- **Data records**
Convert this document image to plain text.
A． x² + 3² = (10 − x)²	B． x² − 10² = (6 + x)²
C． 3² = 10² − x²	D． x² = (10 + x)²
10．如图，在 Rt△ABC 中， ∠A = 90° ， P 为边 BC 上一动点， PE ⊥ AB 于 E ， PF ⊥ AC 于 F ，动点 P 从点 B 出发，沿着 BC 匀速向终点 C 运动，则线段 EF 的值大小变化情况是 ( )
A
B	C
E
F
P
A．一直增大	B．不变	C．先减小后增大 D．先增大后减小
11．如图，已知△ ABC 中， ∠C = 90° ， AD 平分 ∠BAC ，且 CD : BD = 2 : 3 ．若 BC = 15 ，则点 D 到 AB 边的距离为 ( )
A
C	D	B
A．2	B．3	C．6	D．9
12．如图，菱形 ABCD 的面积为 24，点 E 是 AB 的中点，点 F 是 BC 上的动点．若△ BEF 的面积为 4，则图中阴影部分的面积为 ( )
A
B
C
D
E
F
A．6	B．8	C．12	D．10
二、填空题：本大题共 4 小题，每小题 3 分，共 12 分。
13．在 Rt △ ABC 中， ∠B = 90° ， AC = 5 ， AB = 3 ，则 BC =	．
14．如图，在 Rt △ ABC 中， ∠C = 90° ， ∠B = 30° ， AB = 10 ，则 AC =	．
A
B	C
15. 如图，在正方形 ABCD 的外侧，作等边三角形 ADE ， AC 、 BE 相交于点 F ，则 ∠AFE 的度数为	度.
...
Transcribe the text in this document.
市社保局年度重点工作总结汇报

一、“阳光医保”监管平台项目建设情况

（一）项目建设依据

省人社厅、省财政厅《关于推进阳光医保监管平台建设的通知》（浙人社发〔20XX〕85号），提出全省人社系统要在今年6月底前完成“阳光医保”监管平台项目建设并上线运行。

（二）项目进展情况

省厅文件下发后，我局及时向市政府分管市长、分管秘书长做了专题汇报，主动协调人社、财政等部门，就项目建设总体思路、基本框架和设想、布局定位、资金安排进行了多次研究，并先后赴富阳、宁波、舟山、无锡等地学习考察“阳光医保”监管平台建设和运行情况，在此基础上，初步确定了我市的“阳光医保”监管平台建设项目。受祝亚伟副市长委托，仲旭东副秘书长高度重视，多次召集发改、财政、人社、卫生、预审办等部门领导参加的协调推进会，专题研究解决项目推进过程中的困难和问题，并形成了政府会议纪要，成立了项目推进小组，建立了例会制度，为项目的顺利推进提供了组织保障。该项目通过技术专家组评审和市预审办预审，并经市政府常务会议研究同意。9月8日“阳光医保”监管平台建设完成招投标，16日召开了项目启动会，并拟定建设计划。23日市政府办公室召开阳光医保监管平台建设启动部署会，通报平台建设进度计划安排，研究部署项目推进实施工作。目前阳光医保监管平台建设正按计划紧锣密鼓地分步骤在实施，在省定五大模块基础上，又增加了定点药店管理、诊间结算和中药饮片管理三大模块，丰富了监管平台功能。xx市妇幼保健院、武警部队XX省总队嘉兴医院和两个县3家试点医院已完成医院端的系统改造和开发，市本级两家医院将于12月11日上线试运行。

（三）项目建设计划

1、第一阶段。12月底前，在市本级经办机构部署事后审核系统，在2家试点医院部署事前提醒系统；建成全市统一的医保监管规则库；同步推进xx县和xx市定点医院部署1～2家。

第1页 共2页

- **SET TASK**
Gather up every line in the data above that contains the word "阳光医保", copying each one.

- **OUTPUT FOR THIS EXERCISE**
一、“阳光医保”监管平台项目建设情况
省人社厅、省财政厅《关于推进阳光医保监管平台建设的通知》（浙人社发〔20XX〕85号），提出全省人社系统要在今年6月底前完成“阳光医保”监管平台项目建设并上线运行。
省厅文件下发后，我局及时向市政府分管市长、分管秘书长做了专题汇报，主动协调人社、财政等部门，就项目建设总体思路、基本框架和设想、布局定位、资金安排进行了多次研究，并先后赴富阳、宁波、舟山、无锡等地学习考察“阳光医保”监管平台建设和运行情况，在此基础上，初步确定了我市的“阳光医保”监管平台建设项目。受祝亚伟副市长委托，仲旭东副秘书长高度重视，多次召集发改、财政、人社、卫生、预审办等部门领导参加的协调推进会，专题研究解决项目推进过程中的困难和问题，并形成了政府会议纪要，成立了项目推进小组，建立了例会制度，为项目的顺利推进提供了组织保障。该项目通过技术专家组评审和市预审办预审，并经市政府常务会议研究同意。9月8日“阳光医保”监管平台建设完成招投标，16日召开了项目启动会，并拟定建设计划。23日市政府办公室召开阳光医保监管平台建设启动部署会，通报平台建设进度计划安排，研究部署项目推进实施工作。目前阳光医保监管平台建设正按计划紧锣密鼓地分步骤在实施，在省定五大模块基础上，又增加了定点药店管理、诊间结算和中药饮片管理三大模块，丰富了监管平台功能。xx市妇幼保健院、武警部队XX省总队嘉兴医院和两个县3家试点医院已完成医院端的系统改造和开发，市本级两家医院将于12月11日上线试运行。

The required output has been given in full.